## Begin
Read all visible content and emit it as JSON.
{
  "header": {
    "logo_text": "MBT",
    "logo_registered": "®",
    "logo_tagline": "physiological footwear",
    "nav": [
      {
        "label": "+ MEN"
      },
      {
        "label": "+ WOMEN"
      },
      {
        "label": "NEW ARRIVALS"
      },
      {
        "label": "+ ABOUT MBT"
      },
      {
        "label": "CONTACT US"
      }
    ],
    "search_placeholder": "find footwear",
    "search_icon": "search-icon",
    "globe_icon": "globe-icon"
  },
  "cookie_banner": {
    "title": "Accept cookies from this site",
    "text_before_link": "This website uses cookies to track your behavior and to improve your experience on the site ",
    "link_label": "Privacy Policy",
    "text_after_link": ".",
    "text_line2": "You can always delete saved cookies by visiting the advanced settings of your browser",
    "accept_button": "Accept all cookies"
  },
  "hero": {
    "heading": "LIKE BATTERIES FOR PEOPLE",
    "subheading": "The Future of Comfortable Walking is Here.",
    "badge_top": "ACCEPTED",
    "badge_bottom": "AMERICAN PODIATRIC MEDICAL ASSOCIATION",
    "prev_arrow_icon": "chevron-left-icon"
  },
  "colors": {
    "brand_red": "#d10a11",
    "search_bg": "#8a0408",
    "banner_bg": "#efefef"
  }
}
## End
Task goal: Copy each line of the records above that carries the word "your".

Complete answer:
    "text_before_link": "This website uses cookies to track your behavior and to improve your experience on the site ",
    "text_line2": "You can always delete saved cookies by visiting the advanced settings of your browser",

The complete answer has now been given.